__GIVEN REQUEST__: Return the records that follow, matching each one exactly.

__RECORDS__:
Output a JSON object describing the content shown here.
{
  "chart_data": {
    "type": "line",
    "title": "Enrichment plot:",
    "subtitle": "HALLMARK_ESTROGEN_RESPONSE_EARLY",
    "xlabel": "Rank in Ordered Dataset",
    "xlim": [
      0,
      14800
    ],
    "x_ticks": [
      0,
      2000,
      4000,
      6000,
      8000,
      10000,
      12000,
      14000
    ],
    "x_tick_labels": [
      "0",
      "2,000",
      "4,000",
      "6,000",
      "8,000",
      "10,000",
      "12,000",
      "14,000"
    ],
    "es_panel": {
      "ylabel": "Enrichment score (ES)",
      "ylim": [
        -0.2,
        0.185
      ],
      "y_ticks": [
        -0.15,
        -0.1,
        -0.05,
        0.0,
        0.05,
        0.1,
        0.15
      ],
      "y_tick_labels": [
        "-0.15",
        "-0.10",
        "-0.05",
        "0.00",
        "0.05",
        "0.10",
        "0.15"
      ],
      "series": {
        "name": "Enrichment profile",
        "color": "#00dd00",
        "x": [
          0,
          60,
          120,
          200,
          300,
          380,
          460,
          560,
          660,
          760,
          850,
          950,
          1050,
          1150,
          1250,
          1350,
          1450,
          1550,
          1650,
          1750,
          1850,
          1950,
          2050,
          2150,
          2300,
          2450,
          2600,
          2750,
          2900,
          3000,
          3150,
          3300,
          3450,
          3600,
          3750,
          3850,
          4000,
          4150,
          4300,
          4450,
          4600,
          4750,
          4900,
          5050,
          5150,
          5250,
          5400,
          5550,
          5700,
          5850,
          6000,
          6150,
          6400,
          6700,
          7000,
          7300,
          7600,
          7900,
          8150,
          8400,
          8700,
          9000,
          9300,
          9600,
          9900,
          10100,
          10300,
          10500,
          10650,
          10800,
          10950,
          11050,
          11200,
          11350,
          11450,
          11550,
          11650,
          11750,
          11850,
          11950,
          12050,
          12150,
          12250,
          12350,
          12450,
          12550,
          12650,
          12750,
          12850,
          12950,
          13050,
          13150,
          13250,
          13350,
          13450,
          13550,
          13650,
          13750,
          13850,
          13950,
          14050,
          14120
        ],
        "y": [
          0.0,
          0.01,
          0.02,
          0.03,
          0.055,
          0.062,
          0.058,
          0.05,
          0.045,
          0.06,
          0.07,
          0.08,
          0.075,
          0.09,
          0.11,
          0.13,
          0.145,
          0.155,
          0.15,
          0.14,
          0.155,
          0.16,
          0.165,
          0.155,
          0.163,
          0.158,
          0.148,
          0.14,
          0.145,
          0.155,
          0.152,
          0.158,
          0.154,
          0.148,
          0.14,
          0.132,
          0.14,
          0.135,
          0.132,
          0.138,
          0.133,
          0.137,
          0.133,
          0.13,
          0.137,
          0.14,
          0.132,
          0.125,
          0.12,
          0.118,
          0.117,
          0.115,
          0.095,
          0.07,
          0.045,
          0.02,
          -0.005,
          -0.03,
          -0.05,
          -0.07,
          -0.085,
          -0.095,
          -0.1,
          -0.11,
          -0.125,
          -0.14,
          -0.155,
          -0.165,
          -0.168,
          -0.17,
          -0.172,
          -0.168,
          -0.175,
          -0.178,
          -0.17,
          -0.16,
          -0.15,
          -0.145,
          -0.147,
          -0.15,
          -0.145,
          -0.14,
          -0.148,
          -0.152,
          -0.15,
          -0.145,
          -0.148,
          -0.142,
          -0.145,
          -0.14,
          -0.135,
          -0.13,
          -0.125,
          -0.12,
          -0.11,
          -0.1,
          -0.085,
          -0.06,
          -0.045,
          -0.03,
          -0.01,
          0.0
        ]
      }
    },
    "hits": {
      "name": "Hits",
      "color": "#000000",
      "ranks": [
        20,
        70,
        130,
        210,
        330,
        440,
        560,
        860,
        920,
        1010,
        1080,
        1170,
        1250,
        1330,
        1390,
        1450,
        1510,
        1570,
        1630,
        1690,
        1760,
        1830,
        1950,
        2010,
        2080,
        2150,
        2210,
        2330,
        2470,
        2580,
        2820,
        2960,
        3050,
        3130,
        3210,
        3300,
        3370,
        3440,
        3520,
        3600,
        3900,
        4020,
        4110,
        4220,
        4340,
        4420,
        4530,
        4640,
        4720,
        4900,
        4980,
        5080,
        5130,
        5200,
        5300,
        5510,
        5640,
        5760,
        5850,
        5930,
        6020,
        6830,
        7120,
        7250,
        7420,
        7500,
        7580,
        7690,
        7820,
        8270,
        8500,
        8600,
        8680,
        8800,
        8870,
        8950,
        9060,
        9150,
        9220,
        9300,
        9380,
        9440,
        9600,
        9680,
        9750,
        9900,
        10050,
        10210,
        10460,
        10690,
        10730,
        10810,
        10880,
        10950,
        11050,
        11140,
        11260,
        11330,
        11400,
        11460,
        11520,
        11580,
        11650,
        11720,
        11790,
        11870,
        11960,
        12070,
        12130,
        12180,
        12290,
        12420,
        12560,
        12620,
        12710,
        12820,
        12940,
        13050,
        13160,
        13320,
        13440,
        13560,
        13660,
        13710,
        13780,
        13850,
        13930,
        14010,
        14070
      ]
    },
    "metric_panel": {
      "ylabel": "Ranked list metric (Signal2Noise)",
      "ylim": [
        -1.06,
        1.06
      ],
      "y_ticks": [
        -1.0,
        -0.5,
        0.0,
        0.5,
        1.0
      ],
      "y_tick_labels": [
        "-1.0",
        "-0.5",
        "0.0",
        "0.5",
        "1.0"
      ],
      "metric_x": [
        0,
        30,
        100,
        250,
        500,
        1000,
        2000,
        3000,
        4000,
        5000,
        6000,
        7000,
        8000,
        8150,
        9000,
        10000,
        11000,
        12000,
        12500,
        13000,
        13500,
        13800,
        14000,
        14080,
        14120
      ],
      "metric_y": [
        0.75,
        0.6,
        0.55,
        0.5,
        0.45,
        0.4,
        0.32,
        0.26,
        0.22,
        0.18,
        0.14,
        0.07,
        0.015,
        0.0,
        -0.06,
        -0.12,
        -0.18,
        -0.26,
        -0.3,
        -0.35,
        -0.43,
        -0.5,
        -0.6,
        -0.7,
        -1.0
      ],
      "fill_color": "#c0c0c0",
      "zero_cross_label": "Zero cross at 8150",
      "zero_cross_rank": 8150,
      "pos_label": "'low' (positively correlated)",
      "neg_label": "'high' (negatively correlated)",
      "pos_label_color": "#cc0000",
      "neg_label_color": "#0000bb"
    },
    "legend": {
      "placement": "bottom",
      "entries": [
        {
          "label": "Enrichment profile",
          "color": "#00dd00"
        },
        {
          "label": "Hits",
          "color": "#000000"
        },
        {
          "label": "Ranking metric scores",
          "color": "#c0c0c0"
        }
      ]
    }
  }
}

__WORKED ANSWER__:
Output a JSON object describing the content shown here.
{
  "chart_data": {
    "type": "line",
    "title": "Enrichment plot:",
    "subtitle": "HALLMARK_ESTROGEN_RESPONSE_EARLY",
    "xlabel": "Rank in Ordered Dataset",
    "xlim": [
      0,
      14800
    ],
    "x_ticks": [
      0,
      2000,
      4000,
      6000,
      8000,
      10000,
      12000,
      14000
    ],
    "x_tick_labels": [
      "0",
      "2,000",
      "4,000",
      "6,000",
      "8,000",
      "10,000",
      "12,000",
      "14,000"
    ],
    "es_panel": {
      "ylabel": "Enrichment score (ES)",
      "ylim": [
        -0.2,
        0.185
      ],
      "y_ticks": [
        -0.15,
        -0.1,
        -0.05,
        0.0,
        0.05,
        0.1,
        0.15
      ],
      "y_tick_labels": [
        "-0.15",
        "-0.10",
        "-0.05",
        "0.00",
        "0.05",
        "0.10",
        "0.15"
      ],
      "series": {
        "name": "Enrichment profile",
        "color": "#00dd00",
        "x": [
          0,
          60,
          120,
          200,
          300,
          380,
          460,
          560,
          660,
          760,
          850,
          950,
          1050,
          1150,
          1250,
          1350,
          1450,
          1550,
          1650,
          1750,
          1850,
          1950,
          2050,
          2150,
          2300,
          2450,
          2600,
          2750,
          2900,
          3000,
          3150,
          3300,
          3450,
          3600,
          3750,
          3850,
          4000,
          4150,
          4300,
          4450,
          4600,
          4750,
          4900,
          5050,
          5150,
          5250,
          5400,
          5550,
          5700,
          5850,
          6000,
          6150,
          6400,
          6700,
          7000,
          7300,
          7600,
          7900,
          8150,
          8400,
          8700,
          9000,
          9300,
          9600,
          9900,
          10100,
          10300,
          10500,
          10650,
          10800,
          10950,
          11050,
          11200,
          11350,
          11450,
          11550,
          11650,
          11750,
          11850,
          11950,
          12050,
          12150,
          12250,
          12350,
          12450,
          12550,
          12650,
          12750,
          12850,
          12950,
          13050,
          13150,
          13250,
          13350,
          13450,
          13550,
          13650,
          13750,
          13850,
          13950,
          14050,
          14120
        ],
        "y": [
          0.0,
          0.01,
          0.02,
          0.03,
          0.055,
          0.062,
          0.058,
          0.05,
          0.045,
          0.06,
          0.07,
          0.08,
          0.075,
          0.09,
          0.11,
          0.13,
          0.145,
          0.155,
          0.15,
          0.14,
          0.155,
          0.16,
          0.165,
          0.155,
          0.163,
          0.158,
          0.148,
          0.14,
          0.145,
          0.155,
          0.152,
          0.158,
          0.154,
          0.148,
          0.14,
          0.132,
          0.14,
          0.135,
          0.132,
          0.138,
          0.133,
          0.137,
          0.133,
          0.13,
          0.137,
          0.14,
          0.132,
          0.125,
          0.12,
          0.118,
          0.117,
          0.115,
          0.095,
          0.07,
          0.045,
          0.02,
          -0.005,
          -0.03,
          -0.05,
          -0.07,
          -0.085,
          -0.095,
          -0.1,
          -0.11,
          -0.125,
          -0.14,
          -0.155,
          -0.165,
          -0.168,
          -0.17,
          -0.172,
          -0.168,
          -0.175,
          -0.178,
          -0.17,
          -0.16,
          -0.15,
          -0.145,
          -0.147,
          -0.15,
          -0.145,
          -0.14,
          -0.148,
          -0.152,
          -0.15,
          -0.145,
          -0.148,
          -0.142,
          -0.145,
          -0.14,
          -0.135,
          -0.13,
          -0.125,
          -0.12,
          -0.11,
          -0.1,
          -0.085,
          -0.06,
          -0.045,
          -0.03,
          -0.01,
          0.0
        ]
      }
    },
    "hits": {
      "name": "Hits",
      "color": "#000000",
      "ranks": [
        20,
        70,
        130,
        210,
        330,
        440,
        560,
        860,
        920,
        1010,
        1080,
        1170,
        1250,
        1330,
        1390,
        1450,
        1510,
        1570,
        1630,
        1690,
        1760,
        1830,
        1950,
        2010,
        2080,
        2150,
        2210,
        2330,
        2470,
        2580,
        2820,
        2960,
        3050,
        3130,
        3210,
        3300,
        3370,
        3440,
        3520,
        3600,
        3900,
        4020,
        4110,
        4220,
        4340,
        4420,
        4530,
        4640,
        4720,
        4900,
        4980,
        5080,
        5130,
        5200,
        5300,
        5510,
        5640,
        5760,
        5850,
        5930,
        6020,
        6830,
        7120,
        7250,
        7420,
        7500,
        7580,
        7690,
        7820,
        8270,
        8500,
        8600,
        8680,
        8800,
        8870,
        8950,
        9060,
        9150,
        9220,
        9300,
        9380,
        9440,
        9600,
        9680,
        9750,
        9900,
        10050,
        10210,
        10460,
        10690,
        10730,
        10810,
        10880,
        10950,
        11050,
        11140,
        11260,
        11330,
        11400,
        11460,
        11520,
        11580,
        11650,
        11720,
        11790,
        11870,
        11960,
        12070,
        12130,
        12180,
        12290,
        12420,
        12560,
        12620,
        12710,
        12820,
        12940,
        13050,
        13160,
        13320,
        13440,
        13560,
        13660,
        13710,
        13780,
        13850,
        13930,
        14010,
        14070
      ]
    },
    "metric_panel": {
      "ylabel": "Ranked list metric (Signal2Noise)",
      "ylim": [
        -1.06,
        1.06
      ],
      "y_ticks": [
        -1.0,
        -0.5,
        0.0,
        0.5,
        1.0
      ],
      "y_tick_labels": [
        "-1.0",
        "-0.5",
        "0.0",
        "0.5",
        "1.0"
      ],
      "metric_x": [
        0,
        30,
        100,
        250,
        500,
        1000,
        2000,
        3000,
        4000,
        5000,
        6000,
        7000,
        8000,
        8150,
        9000,
        10000,
        11000,
        12000,
        12500,
        13000,
        13500,
        13800,
        14000,
        14080,
        14120
      ],
      "metric_y": [
        0.75,
        0.6,
        0.55,
        0.5,
        0.45,
        0.4,
        0.32,
        0.26,
        0.22,
        0.18,
        0.14,
        0.07,
        0.015,
        0.0,
        -0.06,
        -0.12,
        -0.18,
        -0.26,
        -0.3,
        -0.35,
        -0.43,
        -0.5,
        -0.6,
        -0.7,
        -1.0
      ],
      "fill_color": "#c0c0c0",
      "zero_cross_label": "Zero cross at 8150",
      "zero_cross_rank": 8150,
      "pos_label": "'low' (positively correlated)",
      "neg_label": "'high' (negatively correlated)",
      "pos_label_color": "#cc0000",
      "neg_label_color": "#0000bb"
    },
    "legend": {
      "placement": "bottom",
      "entries": [
        {
          "label": "Enrichment profile",
          "color": "#00dd00"
        },
        {
          "label": "Hits",
          "color": "#000000"
        },
        {
          "label": "Ranking metric scores",
          "color": "#c0c0c0"
        }
      ]
    }
  }
}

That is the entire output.